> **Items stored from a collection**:
*****
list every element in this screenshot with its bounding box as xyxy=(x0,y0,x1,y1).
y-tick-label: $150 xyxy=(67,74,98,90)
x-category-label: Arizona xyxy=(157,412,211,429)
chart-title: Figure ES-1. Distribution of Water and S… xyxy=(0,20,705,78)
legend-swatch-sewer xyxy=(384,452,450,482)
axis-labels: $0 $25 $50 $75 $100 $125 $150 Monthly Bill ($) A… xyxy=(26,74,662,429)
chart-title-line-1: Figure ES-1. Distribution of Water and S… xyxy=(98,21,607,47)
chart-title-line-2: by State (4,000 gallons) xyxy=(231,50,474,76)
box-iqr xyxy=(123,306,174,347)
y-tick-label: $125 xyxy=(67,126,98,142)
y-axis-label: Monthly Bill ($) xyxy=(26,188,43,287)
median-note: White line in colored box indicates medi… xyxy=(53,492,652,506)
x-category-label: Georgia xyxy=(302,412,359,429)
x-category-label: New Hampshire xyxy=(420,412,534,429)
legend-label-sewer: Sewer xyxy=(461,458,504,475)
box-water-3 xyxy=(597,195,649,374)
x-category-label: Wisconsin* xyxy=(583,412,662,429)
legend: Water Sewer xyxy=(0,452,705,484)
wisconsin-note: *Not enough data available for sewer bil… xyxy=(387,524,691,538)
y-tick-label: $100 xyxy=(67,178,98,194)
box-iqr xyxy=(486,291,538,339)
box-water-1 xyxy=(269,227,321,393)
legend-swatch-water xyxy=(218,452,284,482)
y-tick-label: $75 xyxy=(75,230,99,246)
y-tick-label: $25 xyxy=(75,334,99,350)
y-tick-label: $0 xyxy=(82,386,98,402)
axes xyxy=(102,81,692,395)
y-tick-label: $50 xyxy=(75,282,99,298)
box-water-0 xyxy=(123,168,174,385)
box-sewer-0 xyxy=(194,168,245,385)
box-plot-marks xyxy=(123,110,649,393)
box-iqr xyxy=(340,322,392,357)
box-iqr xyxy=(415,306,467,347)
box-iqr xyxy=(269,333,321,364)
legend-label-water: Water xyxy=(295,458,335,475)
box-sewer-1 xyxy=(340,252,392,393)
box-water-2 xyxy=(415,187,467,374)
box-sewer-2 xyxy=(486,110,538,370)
*****
> **What needs to be done**: Reproduce the listing word for word from its first line up to and including the line that contains "axis-labels: $0 $25".

> **The response**:
list every element in this screenshot with its bounding box as xyxy=(x0,y0,x1,y1).
y-tick-label: $150 xyxy=(67,74,98,90)
x-category-label: Arizona xyxy=(157,412,211,429)
chart-title: Figure ES-1. Distribution of Water and S… xyxy=(0,20,705,78)
legend-swatch-sewer xyxy=(384,452,450,482)
axis-labels: $0 $25 $50 $75 $100 $125 $150 Monthly Bill ($) A… xyxy=(26,74,662,429)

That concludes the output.